_TASK INSTRUCTIONS:_
State the count of lines below in which the word "JSON" appears, and add nothing.

------------------------

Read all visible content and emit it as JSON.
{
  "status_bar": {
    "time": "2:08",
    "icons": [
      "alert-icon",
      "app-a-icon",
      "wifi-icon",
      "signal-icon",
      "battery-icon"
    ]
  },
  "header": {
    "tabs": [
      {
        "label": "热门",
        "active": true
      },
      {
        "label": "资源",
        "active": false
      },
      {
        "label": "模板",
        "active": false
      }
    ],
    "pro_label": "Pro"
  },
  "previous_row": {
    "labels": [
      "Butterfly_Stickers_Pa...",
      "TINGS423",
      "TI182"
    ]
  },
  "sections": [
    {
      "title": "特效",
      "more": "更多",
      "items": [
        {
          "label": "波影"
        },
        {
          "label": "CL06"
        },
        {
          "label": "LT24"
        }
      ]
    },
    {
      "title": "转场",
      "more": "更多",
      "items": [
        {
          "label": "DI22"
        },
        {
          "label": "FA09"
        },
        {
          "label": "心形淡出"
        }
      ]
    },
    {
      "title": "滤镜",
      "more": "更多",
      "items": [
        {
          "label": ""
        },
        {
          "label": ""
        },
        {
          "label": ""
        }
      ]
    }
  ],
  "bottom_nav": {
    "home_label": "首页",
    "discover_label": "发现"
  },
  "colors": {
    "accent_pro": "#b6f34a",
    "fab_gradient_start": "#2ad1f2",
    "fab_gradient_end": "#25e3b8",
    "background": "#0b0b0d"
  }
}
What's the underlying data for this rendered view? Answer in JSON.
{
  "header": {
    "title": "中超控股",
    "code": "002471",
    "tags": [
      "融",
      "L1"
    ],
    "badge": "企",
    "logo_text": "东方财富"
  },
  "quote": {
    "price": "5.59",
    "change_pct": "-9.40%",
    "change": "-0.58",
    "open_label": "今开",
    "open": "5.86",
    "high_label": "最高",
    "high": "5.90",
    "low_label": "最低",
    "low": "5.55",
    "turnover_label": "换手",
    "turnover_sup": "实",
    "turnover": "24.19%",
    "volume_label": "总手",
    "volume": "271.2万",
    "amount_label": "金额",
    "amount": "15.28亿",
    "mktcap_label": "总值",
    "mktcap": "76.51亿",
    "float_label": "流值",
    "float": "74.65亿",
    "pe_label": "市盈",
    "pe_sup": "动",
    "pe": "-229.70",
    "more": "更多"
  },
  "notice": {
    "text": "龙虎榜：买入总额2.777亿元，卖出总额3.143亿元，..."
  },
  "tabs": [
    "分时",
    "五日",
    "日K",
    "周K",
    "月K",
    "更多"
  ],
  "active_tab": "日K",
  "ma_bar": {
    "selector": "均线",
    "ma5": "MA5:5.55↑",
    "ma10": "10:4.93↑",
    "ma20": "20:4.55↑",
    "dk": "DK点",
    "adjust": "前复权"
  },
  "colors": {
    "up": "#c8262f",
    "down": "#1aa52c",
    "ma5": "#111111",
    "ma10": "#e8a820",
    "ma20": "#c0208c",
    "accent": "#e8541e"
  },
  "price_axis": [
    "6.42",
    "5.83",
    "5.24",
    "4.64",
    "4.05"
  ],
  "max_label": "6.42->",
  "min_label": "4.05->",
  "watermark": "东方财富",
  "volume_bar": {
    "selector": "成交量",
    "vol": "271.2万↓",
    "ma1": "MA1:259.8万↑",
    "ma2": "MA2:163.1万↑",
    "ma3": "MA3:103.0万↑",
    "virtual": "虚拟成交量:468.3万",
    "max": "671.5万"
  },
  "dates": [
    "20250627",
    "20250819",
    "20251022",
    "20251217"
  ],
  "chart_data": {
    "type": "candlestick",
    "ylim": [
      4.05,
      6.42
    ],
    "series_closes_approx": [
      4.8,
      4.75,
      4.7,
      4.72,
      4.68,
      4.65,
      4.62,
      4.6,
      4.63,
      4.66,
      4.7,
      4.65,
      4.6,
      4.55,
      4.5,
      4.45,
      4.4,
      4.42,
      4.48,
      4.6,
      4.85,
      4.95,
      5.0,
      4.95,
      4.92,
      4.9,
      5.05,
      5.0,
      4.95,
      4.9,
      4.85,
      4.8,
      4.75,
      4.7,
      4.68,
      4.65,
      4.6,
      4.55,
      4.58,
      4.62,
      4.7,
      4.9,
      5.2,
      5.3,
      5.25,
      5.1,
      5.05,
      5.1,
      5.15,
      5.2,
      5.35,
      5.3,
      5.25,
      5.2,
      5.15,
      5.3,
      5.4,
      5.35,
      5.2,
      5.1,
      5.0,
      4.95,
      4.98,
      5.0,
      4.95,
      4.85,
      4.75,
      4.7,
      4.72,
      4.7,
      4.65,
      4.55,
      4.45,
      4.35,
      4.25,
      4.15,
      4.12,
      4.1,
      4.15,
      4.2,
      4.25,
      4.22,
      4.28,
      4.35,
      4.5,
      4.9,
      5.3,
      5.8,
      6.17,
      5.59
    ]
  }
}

------------------------

_THE REPLY:_
2